Dataset entries
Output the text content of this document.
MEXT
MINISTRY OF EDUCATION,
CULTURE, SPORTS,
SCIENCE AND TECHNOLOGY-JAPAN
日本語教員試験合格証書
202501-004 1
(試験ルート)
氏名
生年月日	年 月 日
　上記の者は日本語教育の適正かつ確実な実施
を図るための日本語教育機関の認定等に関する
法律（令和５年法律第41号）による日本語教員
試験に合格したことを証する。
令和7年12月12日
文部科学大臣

AIM OF THE TASK:
Give the complete listing a second time, exactly as it reads.

TASK RESPONSE:
Output the text content of this document.
MEXT
MINISTRY OF EDUCATION,
CULTURE, SPORTS,
SCIENCE AND TECHNOLOGY-JAPAN
日本語教員試験合格証書
202501-004 1
(試験ルート)
氏名
生年月日	年 月 日
　上記の者は日本語教育の適正かつ確実な実施
を図るための日本語教育機関の認定等に関する
法律（令和５年法律第41号）による日本語教員
試験に合格したことを証する。
令和7年12月12日
文部科学大臣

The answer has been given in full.